=== Dataset records ===

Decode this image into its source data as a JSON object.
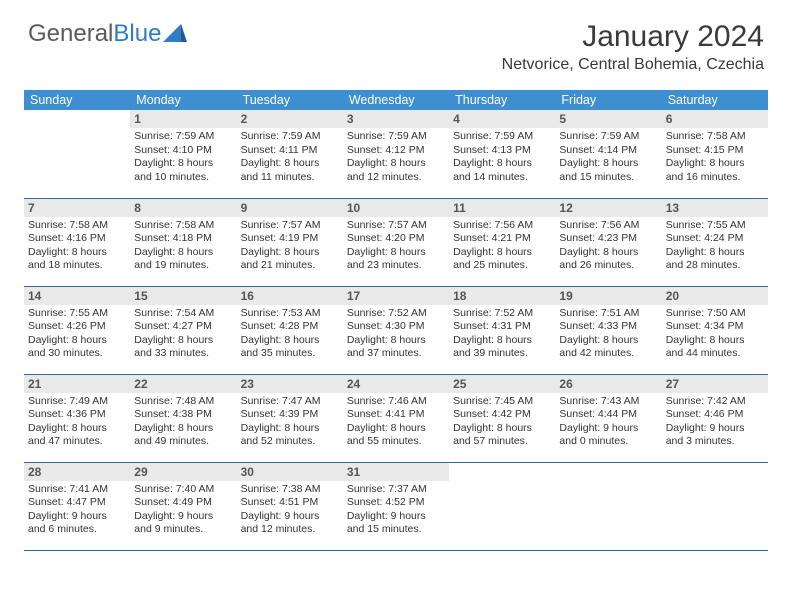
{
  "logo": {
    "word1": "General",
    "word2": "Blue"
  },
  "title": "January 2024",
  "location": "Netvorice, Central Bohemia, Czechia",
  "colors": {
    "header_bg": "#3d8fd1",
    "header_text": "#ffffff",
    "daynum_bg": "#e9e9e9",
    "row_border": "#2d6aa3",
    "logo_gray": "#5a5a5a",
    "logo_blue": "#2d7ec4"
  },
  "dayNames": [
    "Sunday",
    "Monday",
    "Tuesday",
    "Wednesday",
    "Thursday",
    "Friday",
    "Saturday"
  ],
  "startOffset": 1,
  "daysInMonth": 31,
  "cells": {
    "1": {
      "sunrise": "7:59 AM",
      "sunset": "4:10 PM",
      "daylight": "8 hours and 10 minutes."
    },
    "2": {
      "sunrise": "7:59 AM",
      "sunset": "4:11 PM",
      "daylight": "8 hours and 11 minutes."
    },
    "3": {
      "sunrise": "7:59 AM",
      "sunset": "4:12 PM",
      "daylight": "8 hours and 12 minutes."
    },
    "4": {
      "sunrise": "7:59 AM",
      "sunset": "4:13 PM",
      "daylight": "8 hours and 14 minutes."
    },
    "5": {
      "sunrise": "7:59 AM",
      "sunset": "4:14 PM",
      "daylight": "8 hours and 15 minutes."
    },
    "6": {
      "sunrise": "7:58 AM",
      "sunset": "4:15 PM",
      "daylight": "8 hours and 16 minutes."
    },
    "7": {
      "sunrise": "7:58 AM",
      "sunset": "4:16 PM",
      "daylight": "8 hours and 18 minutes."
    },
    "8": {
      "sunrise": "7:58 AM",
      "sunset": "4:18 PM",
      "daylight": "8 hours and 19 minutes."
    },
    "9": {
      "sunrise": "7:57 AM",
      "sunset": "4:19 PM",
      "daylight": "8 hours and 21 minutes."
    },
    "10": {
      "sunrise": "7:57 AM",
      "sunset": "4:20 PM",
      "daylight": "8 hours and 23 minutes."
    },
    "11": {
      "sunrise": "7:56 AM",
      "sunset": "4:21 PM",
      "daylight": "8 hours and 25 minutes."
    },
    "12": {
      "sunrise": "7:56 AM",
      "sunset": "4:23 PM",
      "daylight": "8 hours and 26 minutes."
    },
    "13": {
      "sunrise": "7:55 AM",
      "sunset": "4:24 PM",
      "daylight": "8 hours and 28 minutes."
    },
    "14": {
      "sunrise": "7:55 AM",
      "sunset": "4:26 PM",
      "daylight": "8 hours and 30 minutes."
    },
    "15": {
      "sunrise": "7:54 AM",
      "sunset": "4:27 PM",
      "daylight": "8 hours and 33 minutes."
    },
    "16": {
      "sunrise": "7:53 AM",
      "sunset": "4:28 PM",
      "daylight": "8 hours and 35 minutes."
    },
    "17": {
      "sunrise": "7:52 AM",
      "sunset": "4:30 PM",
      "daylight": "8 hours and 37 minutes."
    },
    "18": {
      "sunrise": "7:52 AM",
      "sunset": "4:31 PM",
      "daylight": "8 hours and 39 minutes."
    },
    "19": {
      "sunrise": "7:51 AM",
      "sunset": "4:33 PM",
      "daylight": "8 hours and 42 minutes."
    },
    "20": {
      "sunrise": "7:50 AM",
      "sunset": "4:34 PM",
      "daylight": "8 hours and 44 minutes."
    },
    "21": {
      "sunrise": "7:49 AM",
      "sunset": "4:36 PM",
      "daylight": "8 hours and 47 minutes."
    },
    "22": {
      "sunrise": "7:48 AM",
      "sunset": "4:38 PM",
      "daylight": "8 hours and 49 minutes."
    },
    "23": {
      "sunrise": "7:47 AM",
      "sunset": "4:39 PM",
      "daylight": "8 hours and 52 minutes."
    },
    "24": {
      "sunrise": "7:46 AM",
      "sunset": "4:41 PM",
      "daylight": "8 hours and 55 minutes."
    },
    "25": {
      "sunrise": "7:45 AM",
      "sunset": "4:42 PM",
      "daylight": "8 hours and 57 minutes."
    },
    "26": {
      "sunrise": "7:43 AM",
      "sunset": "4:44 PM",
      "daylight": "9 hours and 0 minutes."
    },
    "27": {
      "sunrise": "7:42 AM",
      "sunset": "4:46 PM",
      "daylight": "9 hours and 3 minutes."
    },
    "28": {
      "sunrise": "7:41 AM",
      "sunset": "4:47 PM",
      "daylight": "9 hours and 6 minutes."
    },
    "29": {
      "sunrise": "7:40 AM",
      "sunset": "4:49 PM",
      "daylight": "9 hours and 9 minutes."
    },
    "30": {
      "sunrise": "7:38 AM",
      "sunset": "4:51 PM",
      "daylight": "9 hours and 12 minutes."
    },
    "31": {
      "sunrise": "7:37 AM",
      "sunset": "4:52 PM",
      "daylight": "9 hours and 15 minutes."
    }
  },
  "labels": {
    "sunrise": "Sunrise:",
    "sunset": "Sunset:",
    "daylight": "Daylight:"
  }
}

===
=== Dataset records ===

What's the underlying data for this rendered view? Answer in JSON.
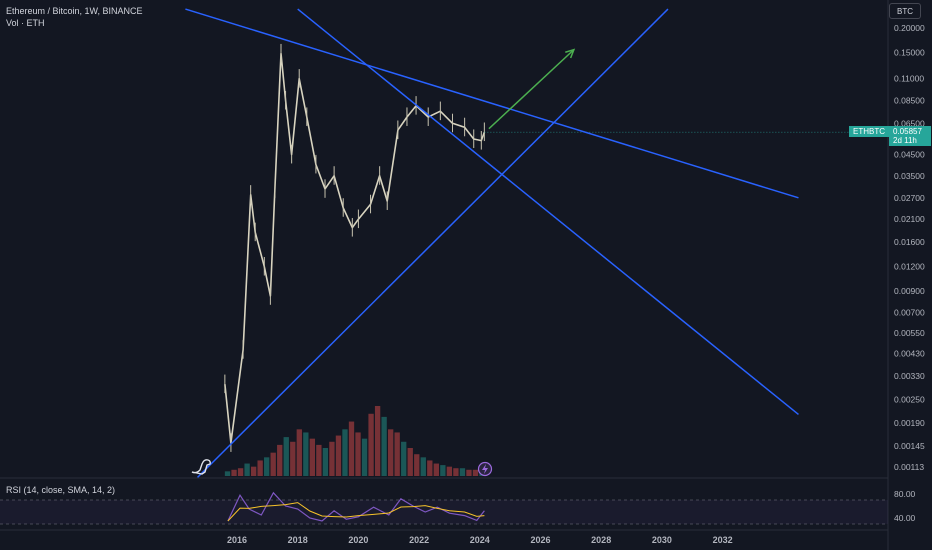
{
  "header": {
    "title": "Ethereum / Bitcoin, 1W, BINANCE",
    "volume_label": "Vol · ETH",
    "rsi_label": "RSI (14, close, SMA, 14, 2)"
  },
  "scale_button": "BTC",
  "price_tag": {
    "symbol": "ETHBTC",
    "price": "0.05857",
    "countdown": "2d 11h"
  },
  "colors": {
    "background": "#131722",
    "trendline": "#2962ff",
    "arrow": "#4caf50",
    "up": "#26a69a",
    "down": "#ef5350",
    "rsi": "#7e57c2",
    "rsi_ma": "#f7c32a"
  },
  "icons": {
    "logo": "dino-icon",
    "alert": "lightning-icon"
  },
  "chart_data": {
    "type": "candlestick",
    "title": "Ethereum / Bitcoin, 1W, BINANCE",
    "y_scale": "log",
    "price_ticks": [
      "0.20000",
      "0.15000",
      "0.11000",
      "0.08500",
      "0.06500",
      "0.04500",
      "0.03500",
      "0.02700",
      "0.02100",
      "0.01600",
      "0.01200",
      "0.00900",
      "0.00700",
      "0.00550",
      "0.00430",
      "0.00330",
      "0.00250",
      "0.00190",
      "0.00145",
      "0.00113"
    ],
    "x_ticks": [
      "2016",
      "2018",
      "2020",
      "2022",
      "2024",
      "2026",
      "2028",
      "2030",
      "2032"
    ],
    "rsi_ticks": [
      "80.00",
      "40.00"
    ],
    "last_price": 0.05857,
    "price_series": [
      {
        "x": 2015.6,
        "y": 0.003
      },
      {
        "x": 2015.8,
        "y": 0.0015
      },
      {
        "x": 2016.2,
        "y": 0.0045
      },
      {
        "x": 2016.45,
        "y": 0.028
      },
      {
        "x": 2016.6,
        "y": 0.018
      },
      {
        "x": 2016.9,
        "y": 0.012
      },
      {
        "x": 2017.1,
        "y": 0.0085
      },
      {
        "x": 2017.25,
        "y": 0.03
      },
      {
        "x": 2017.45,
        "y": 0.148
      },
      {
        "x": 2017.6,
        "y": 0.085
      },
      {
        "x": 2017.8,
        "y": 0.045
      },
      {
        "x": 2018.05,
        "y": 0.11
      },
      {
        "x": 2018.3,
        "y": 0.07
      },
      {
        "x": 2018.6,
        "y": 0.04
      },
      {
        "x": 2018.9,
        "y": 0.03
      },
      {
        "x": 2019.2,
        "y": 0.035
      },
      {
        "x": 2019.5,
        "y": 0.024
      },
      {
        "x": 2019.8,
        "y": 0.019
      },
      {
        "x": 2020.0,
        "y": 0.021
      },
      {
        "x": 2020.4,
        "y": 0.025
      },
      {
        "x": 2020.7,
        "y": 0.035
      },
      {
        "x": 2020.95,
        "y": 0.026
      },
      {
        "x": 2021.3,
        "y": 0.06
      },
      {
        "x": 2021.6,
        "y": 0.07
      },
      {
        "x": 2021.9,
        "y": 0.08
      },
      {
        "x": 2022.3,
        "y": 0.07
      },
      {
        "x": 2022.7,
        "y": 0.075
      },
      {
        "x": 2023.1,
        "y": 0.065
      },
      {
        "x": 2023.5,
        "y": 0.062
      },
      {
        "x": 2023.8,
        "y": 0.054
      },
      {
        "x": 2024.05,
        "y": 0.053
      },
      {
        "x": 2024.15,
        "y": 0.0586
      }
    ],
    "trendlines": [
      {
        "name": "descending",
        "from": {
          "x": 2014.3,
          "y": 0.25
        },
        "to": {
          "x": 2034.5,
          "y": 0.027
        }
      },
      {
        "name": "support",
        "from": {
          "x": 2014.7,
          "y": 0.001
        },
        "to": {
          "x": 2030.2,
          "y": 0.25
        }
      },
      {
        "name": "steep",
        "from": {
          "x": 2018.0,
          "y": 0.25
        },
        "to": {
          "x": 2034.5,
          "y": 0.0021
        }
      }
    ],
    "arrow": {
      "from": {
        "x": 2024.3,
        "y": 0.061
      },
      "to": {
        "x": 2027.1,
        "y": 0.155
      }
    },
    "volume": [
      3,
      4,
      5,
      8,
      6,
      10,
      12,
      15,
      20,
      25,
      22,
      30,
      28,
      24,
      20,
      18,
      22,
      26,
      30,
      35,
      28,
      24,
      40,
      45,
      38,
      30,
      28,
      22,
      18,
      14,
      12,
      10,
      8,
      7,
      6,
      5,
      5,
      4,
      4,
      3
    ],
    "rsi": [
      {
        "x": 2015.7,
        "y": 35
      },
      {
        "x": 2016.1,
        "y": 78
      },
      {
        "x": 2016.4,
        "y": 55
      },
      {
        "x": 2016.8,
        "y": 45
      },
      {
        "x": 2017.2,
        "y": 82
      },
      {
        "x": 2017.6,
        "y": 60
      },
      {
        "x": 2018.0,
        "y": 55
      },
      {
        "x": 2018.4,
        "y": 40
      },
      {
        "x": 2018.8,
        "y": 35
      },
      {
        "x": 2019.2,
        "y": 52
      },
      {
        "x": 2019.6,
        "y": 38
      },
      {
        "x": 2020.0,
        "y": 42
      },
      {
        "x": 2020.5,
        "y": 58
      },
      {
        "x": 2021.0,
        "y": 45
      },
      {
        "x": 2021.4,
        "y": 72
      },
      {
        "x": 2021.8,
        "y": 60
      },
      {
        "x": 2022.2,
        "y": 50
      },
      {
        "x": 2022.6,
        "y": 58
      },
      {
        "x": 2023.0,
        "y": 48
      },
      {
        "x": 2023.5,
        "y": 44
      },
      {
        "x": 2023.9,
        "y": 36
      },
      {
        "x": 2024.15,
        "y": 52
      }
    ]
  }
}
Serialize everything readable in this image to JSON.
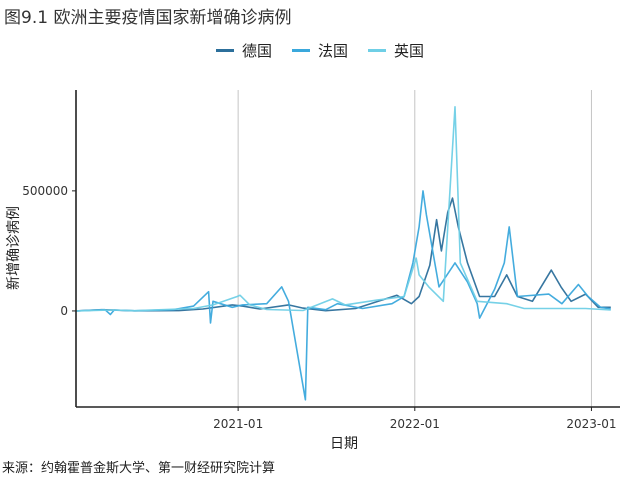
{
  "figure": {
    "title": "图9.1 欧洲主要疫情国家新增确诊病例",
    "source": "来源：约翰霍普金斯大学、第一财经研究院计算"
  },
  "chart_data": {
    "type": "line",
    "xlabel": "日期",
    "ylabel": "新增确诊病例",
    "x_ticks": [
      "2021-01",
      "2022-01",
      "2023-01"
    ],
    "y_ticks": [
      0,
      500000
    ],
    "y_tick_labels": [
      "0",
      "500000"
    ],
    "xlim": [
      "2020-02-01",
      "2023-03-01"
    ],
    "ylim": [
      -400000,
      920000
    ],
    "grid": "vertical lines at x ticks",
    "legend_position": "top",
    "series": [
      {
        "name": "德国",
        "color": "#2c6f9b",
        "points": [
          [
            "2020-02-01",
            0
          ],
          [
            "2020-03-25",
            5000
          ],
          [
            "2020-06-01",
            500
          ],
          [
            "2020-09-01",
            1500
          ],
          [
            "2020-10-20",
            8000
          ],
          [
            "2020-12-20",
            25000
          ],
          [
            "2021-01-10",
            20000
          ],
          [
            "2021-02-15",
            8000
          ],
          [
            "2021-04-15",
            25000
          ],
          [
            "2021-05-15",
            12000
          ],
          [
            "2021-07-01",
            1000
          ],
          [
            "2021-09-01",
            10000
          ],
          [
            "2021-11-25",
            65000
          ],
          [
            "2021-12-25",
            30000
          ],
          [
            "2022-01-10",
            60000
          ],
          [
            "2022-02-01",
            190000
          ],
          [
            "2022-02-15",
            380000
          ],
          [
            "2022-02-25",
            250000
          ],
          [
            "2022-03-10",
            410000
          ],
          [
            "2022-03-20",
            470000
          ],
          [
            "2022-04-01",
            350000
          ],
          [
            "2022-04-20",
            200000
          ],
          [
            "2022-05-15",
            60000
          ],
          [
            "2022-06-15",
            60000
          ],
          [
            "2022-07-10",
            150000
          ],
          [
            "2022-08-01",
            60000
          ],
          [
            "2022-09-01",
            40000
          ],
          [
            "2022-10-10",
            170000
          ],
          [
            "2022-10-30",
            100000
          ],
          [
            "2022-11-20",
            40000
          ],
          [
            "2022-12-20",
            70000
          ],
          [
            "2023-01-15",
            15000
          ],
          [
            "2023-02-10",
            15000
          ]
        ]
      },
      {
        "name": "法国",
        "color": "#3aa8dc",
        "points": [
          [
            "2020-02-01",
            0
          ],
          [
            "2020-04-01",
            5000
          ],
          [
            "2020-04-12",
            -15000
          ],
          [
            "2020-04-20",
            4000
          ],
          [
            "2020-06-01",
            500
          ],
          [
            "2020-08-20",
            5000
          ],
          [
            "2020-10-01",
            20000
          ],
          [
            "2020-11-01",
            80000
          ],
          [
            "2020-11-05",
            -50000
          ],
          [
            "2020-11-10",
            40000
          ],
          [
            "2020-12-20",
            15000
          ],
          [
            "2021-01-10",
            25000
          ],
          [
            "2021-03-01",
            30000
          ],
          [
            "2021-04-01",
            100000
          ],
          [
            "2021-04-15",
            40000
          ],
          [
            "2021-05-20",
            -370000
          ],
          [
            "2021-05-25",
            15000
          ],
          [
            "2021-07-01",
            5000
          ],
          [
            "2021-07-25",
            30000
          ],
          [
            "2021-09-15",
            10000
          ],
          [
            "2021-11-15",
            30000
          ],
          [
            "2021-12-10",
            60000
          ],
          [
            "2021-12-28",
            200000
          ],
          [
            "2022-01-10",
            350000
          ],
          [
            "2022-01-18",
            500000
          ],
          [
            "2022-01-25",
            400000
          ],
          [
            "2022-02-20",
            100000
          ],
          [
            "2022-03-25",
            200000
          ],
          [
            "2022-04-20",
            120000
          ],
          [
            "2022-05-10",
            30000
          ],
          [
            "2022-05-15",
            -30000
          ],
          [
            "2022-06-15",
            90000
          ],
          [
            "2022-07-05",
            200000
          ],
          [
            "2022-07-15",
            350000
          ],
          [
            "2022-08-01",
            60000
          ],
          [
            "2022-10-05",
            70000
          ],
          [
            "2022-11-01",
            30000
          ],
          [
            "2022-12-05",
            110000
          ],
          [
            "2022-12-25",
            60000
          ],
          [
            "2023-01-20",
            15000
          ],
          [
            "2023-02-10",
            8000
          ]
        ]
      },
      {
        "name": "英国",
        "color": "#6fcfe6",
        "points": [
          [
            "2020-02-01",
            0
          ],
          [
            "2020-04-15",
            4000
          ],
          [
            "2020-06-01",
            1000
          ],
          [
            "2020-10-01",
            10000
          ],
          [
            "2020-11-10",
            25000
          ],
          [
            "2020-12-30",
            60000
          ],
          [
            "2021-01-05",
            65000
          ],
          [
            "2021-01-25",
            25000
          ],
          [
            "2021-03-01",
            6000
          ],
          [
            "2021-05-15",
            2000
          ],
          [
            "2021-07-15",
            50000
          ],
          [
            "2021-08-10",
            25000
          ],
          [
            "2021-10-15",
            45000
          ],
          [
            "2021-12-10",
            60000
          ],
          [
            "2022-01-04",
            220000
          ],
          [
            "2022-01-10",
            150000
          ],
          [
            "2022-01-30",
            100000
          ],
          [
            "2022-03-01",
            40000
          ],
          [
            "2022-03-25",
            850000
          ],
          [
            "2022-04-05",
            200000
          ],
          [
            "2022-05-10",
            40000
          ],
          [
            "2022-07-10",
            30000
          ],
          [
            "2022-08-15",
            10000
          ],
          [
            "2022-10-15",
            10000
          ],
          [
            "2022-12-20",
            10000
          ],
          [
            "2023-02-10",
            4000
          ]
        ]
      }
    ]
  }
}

===

● Problem statement
The word "image" appears in how many lines of the records? Give the number only.

● The completed task
2